■ Texto de estudio ■
—————
Escuché por primera vez el nombre de Gonzalo Celorio en boca del poeta Eduardo Casar. Ante el medio centenar de novicios estudiantes de Letras que abarrotábamos su clase de Teoría literaria —materia que imparte desde hace años en la Facultad de Filosofía y Letras de la UNAM—, Casar habló de su devoción por Julio Cortázar. Con su habitual carisma, confesó que esa admiración era un legado directo de Gonzalo Celorio, a quien jamás mencionaba sin anteponer —con reverencial cercanía—, el apelativo “mi maestro”.
—————
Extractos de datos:
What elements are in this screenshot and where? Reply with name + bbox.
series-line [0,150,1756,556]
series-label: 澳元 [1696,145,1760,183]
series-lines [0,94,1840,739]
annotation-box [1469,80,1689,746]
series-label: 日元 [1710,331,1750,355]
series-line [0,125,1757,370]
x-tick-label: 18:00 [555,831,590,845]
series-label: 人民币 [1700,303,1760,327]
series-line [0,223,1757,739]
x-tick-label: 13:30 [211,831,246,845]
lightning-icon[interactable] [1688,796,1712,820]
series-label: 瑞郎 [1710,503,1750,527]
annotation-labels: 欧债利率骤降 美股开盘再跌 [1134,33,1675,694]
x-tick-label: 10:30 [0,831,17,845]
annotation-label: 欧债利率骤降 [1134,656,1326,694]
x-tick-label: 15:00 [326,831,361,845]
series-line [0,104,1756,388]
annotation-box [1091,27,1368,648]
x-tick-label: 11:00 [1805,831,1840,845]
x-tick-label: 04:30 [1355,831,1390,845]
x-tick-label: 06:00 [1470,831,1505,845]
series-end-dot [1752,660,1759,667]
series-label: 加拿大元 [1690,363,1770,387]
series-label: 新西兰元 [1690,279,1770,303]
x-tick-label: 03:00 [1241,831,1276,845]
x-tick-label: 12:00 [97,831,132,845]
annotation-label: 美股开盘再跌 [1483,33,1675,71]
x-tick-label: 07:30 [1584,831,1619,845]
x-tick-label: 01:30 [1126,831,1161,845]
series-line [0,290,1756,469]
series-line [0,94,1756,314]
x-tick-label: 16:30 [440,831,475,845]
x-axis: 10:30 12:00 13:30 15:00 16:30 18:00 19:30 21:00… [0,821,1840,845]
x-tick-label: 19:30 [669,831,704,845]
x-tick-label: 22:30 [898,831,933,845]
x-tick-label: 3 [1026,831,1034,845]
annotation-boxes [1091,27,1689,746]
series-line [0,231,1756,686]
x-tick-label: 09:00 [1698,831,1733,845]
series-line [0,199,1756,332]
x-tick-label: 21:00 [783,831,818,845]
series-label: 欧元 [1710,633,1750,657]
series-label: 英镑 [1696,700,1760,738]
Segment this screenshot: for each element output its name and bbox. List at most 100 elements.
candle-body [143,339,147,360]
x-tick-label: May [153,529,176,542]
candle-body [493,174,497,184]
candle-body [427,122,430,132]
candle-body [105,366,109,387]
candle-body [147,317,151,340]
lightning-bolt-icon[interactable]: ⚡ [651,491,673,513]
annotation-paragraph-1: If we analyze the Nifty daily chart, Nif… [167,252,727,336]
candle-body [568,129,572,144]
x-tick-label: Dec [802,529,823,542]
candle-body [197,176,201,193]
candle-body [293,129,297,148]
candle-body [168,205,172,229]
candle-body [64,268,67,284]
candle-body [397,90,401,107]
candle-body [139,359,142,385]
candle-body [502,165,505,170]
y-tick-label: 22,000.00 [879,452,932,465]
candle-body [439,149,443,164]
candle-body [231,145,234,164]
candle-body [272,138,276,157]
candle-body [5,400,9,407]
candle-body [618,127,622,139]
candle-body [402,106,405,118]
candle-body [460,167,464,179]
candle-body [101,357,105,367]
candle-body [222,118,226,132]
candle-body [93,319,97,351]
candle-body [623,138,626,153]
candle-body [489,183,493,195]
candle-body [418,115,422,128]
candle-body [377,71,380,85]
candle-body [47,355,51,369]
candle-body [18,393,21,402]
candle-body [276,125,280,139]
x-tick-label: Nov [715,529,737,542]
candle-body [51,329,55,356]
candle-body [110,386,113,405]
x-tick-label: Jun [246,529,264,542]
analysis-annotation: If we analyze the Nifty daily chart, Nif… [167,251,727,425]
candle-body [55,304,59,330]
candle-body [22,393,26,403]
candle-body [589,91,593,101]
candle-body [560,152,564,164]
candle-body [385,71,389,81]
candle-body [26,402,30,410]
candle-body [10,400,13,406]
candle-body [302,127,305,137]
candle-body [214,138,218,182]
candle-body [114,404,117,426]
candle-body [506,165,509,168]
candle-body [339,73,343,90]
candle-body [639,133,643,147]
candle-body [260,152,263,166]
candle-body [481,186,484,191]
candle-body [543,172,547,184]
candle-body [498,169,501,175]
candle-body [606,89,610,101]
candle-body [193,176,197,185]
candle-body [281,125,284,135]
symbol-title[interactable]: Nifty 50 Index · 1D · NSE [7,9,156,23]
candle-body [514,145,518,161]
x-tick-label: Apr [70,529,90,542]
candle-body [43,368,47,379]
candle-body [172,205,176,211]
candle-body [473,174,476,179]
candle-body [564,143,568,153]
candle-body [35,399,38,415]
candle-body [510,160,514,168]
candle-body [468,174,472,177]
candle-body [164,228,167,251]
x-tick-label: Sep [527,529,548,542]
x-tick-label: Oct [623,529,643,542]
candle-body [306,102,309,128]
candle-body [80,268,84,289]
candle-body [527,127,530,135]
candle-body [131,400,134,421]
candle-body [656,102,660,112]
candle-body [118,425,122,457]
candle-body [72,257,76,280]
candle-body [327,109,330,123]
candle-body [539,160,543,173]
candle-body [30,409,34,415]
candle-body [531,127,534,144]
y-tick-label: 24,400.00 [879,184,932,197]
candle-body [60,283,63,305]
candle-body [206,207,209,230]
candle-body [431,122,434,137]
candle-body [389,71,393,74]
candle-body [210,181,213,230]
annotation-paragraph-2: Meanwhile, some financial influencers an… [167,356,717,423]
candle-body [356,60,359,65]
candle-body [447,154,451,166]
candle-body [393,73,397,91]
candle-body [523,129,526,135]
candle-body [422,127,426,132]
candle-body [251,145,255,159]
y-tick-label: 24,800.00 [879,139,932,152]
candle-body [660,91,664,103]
—————
■ Explora el material ■
(a) Según el texto sobre Gonzalo Celorio, ¿qué materia imparte Eduardo Casar en la Facultad de Filosofía y Letras de la UNAM?
(b) Retoma el texto sobre Gonzalo Celorio después de su última oración y continúalo con un párrafo más.
El material no guarda relación con el texto sobre Gonzalo Celorio.

■ Respuestas por tarea ■
(a) Teoría literaria.

(b)
Años después, el propio Celorio escribiría sobre Casar con un afecto que desvela el reverso de esa relación. Lo llama “tahúr verbal, alcahuete de sustantivos y adjetivos, violador de palabras inocentes, torpedero de lugares comunes, desfacedor de frases hechas”. Ese retrato, más que la descripción de un amigo, se antoja un autorretrato. La mirada del maestro se multiplica en sus discípulos, como si cada uno prolongara su vocación en otro cuerpo. Ese montón de espejos rotos (Tusquets), el más reciente libro del Premio Cervantes 2025, se construye precisamente desde esa refracción. El yo que escribe se desdobla en los otros que ha sido y en los otros que lo han mirado.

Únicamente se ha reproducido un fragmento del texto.